Provided entries –
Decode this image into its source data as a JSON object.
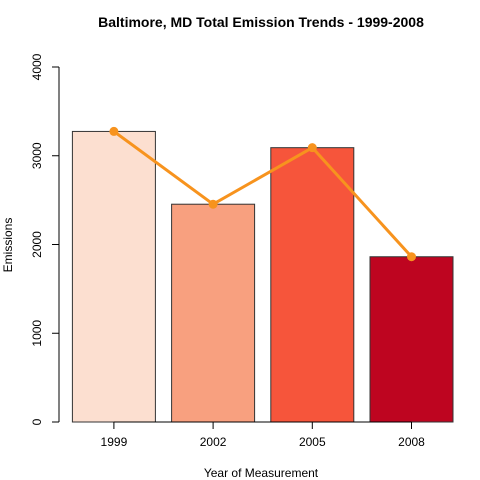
{
  "chart_data": {
    "type": "bar",
    "title": "Baltimore, MD Total Emission Trends - 1999-2008",
    "xlabel": "Year of Measurement",
    "ylabel": "Emissions",
    "categories": [
      "1999",
      "2002",
      "2005",
      "2008"
    ],
    "values": [
      3274,
      2454,
      3091,
      1862
    ],
    "bar_colors": [
      "#fcdfd0",
      "#f8a07f",
      "#f6553b",
      "#be0520"
    ],
    "line_overlay": {
      "values": [
        3274,
        2454,
        3091,
        1862
      ],
      "color": "#f7931e"
    },
    "ylim": [
      0,
      4000
    ],
    "y_ticks": [
      "0",
      "1000",
      "2000",
      "3000",
      "4000"
    ],
    "grid": false,
    "legend": "none"
  }
}
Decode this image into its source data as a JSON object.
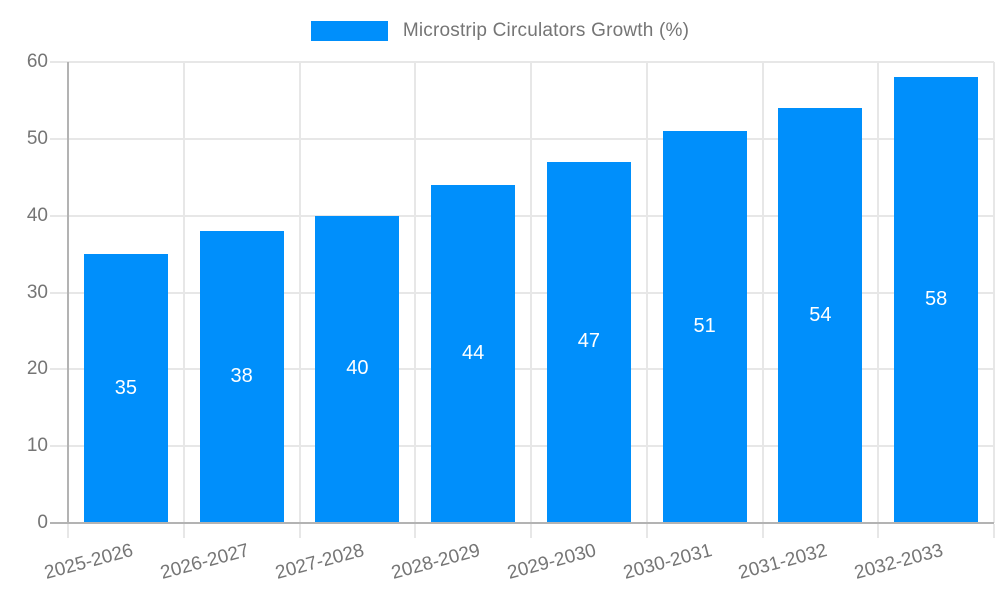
{
  "legend": {
    "label": "Microstrip Circulators Growth (%)",
    "swatch_color": "#008FFB"
  },
  "chart_data": {
    "type": "bar",
    "title": "Microstrip Circulators Growth (%)",
    "categories": [
      "2025-2026",
      "2026-2027",
      "2027-2028",
      "2028-2029",
      "2029-2030",
      "2030-2031",
      "2031-2032",
      "2032-2033"
    ],
    "values": [
      35,
      38,
      40,
      44,
      47,
      51,
      54,
      58
    ],
    "series_name": "Microstrip Circulators Growth (%)",
    "xlabel": "",
    "ylabel": "",
    "ylim": [
      0,
      60
    ],
    "yticks": [
      0,
      10,
      20,
      30,
      40,
      50,
      60
    ],
    "grid": true,
    "legend_position": "top",
    "datalabels_visible": true,
    "colors": {
      "bar": "#008FFB",
      "datalabel": "#ffffff",
      "axis_label": "#757575",
      "grid": "#e7e7e7",
      "axis_line": "#b3b3b3",
      "background": "#ffffff"
    }
  }
}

Required task –
Pictures don't belong in the copy. Transcribe every record exactly as it appears.

Complete response –
Decode this image into its source data as a JSON object.
{
  "chart_data": {
    "type": "bar",
    "title": "Baltimore, MD Total Emission Trends - 1999-2008",
    "xlabel": "Year of Measurement",
    "ylabel": "Emissions",
    "categories": [
      "1999",
      "2002",
      "2005",
      "2008"
    ],
    "values": [
      3274,
      2454,
      3091,
      1862
    ],
    "bar_colors": [
      "#fcdfd0",
      "#f8a07f",
      "#f6553b",
      "#be0520"
    ],
    "line_overlay": {
      "values": [
        3274,
        2454,
        3091,
        1862
      ],
      "color": "#f7931e"
    },
    "ylim": [
      0,
      4000
    ],
    "y_ticks": [
      "0",
      "1000",
      "2000",
      "3000",
      "4000"
    ],
    "grid": false,
    "legend": "none"
  }
}
Decode this image into its source data as a JSON object.
{
  "legend": {
    "label": "Microstrip Circulators Growth (%)",
    "swatch_color": "#008FFB"
  },
  "chart_data": {
    "type": "bar",
    "title": "Microstrip Circulators Growth (%)",
    "categories": [
      "2025-2026",
      "2026-2027",
      "2027-2028",
      "2028-2029",
      "2029-2030",
      "2030-2031",
      "2031-2032",
      "2032-2033"
    ],
    "values": [
      35,
      38,
      40,
      44,
      47,
      51,
      54,
      58
    ],
    "series_name": "Microstrip Circulators Growth (%)",
    "xlabel": "",
    "ylabel": "",
    "ylim": [
      0,
      60
    ],
    "yticks": [
      0,
      10,
      20,
      30,
      40,
      50,
      60
    ],
    "grid": true,
    "legend_position": "top",
    "datalabels_visible": true,
    "colors": {
      "bar": "#008FFB",
      "datalabel": "#ffffff",
      "axis_label": "#757575",
      "grid": "#e7e7e7",
      "axis_line": "#b3b3b3",
      "background": "#ffffff"
    }
  }
}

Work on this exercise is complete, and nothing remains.